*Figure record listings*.
•••••

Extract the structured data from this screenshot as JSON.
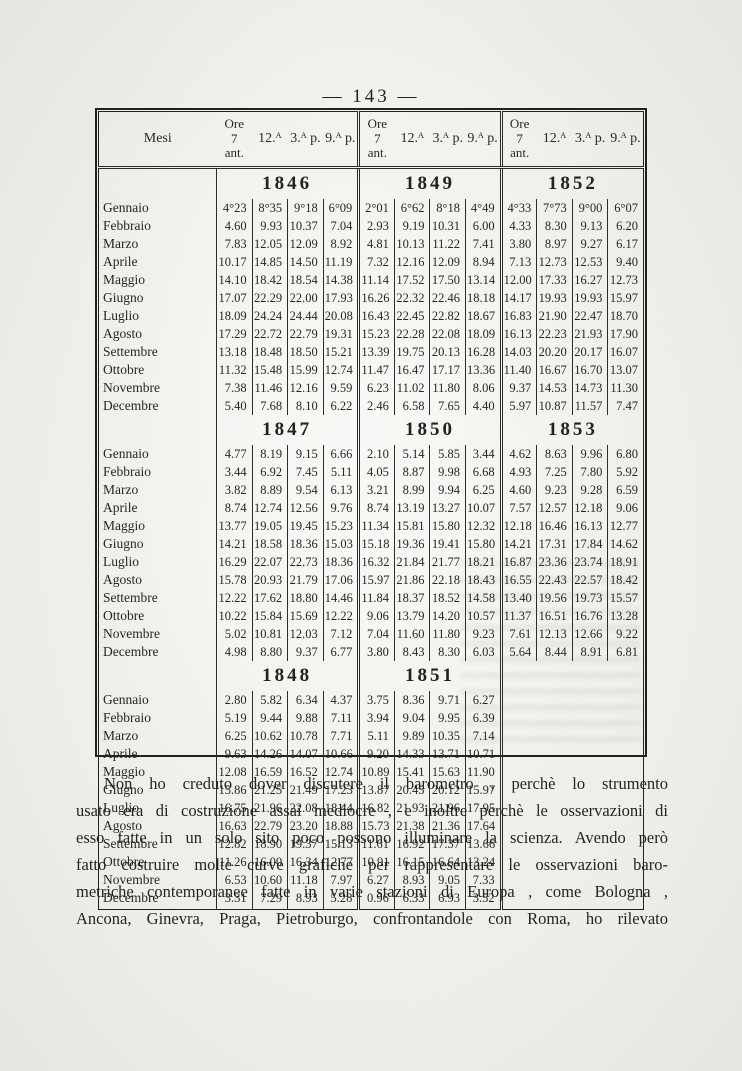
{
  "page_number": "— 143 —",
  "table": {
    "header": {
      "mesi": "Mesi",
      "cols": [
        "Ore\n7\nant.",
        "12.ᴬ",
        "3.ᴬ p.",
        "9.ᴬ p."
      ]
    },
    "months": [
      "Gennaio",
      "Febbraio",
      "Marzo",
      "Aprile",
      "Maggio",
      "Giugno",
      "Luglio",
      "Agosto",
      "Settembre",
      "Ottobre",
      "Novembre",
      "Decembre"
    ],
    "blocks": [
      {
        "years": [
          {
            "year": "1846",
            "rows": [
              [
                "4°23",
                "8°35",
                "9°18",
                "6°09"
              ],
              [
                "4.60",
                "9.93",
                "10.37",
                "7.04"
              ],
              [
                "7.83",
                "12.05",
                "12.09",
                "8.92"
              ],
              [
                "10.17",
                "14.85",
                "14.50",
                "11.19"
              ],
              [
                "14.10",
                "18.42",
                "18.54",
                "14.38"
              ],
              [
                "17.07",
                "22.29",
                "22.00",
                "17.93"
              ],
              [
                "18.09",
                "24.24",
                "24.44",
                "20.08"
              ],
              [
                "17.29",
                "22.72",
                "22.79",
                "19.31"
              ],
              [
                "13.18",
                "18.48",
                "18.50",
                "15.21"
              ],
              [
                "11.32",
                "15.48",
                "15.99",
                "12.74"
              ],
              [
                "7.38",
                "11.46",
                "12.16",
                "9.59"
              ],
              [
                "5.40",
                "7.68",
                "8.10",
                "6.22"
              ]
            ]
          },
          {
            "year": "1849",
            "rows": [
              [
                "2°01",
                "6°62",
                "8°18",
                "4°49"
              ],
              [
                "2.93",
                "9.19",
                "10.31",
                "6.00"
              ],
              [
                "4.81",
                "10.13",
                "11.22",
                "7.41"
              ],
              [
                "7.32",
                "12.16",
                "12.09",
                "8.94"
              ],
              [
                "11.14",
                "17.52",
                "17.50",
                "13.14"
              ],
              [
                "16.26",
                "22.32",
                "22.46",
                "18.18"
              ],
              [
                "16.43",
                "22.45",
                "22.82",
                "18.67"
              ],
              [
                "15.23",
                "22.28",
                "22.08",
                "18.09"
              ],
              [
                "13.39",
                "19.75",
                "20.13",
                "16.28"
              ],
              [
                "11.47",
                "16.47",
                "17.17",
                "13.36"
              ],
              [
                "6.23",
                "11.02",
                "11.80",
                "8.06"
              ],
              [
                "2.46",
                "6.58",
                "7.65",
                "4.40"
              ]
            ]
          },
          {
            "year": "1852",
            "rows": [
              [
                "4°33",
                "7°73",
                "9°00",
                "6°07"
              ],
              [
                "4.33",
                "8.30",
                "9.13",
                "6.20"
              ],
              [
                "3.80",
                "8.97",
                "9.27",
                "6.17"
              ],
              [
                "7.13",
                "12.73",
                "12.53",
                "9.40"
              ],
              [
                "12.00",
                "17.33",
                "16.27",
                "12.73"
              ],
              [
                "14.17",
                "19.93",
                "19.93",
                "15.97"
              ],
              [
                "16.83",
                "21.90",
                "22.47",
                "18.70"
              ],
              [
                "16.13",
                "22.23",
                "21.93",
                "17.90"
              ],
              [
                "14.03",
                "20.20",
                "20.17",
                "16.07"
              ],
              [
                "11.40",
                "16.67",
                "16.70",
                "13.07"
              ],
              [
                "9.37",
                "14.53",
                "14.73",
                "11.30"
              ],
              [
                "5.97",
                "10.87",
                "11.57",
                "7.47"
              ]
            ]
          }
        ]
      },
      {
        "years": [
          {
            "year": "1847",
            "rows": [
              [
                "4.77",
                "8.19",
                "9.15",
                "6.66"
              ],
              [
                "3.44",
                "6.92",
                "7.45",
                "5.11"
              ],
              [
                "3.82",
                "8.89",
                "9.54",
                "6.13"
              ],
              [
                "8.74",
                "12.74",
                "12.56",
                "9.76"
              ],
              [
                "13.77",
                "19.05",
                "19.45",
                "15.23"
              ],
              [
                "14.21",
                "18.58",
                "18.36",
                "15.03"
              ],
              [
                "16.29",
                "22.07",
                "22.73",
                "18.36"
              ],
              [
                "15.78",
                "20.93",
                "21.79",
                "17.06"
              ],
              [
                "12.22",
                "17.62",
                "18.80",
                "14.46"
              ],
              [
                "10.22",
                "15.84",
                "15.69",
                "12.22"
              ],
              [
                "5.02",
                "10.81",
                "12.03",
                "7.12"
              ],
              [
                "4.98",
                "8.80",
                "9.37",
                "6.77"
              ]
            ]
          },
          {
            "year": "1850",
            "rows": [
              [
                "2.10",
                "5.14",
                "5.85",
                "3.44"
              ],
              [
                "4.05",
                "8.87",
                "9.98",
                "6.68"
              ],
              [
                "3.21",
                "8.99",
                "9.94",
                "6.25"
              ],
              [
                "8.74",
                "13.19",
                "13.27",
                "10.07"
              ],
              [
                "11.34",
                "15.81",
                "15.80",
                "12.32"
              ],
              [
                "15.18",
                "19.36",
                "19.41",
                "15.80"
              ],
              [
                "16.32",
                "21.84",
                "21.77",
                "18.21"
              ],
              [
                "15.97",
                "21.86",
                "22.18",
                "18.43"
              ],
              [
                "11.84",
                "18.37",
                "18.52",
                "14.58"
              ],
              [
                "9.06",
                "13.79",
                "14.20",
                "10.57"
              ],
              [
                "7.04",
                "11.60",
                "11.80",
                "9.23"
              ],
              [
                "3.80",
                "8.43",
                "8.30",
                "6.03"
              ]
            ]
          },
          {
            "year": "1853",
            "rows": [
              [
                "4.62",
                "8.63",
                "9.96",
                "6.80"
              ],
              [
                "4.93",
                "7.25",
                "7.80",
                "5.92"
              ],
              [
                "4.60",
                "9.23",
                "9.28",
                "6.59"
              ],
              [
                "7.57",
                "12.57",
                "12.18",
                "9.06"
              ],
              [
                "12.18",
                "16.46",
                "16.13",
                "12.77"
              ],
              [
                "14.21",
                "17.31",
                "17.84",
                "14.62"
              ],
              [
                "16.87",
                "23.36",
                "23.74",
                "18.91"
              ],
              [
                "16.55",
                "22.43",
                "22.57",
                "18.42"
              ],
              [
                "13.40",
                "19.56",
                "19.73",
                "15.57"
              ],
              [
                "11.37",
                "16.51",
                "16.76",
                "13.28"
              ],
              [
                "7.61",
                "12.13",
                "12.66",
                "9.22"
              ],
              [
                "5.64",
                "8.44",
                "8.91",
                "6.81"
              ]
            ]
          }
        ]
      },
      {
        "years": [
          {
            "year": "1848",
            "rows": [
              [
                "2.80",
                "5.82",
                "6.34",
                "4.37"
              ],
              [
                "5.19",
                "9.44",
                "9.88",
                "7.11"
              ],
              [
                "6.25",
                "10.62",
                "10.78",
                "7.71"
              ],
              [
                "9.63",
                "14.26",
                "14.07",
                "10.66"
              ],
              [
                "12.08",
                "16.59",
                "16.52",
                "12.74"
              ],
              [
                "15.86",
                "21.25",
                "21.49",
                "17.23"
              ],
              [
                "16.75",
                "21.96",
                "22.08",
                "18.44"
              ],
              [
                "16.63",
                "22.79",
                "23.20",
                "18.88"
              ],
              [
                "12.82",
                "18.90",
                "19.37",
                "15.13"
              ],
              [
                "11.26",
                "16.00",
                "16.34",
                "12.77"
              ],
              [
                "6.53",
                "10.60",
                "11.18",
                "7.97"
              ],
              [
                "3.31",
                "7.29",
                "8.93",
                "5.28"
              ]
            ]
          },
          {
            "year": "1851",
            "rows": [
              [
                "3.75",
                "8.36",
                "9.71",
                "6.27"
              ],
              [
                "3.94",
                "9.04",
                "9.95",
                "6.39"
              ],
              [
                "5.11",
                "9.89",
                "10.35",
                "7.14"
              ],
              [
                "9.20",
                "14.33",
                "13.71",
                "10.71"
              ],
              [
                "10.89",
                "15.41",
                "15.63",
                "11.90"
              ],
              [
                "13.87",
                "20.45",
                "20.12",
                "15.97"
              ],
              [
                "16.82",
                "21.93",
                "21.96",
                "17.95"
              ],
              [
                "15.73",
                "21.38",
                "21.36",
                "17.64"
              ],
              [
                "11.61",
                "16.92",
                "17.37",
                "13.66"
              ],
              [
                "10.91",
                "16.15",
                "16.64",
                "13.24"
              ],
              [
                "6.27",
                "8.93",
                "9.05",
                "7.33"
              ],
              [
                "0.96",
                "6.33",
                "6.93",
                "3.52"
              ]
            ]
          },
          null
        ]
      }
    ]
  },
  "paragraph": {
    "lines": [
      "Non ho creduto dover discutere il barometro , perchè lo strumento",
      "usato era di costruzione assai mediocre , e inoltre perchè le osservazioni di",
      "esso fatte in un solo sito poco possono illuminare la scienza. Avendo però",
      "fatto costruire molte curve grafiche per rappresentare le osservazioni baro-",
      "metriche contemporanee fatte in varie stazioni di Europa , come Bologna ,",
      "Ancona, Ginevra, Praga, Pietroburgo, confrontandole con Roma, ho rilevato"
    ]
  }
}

•••••

*EXERCISE*. Make a list of all lines in the data that contain "perchè".

*OUTPUT FOR THIS TASK*.
      "Non ho creduto dover discutere il barometro , perchè lo strumento",
      "usato era di costruzione assai mediocre , e inoltre perchè le osservazioni di",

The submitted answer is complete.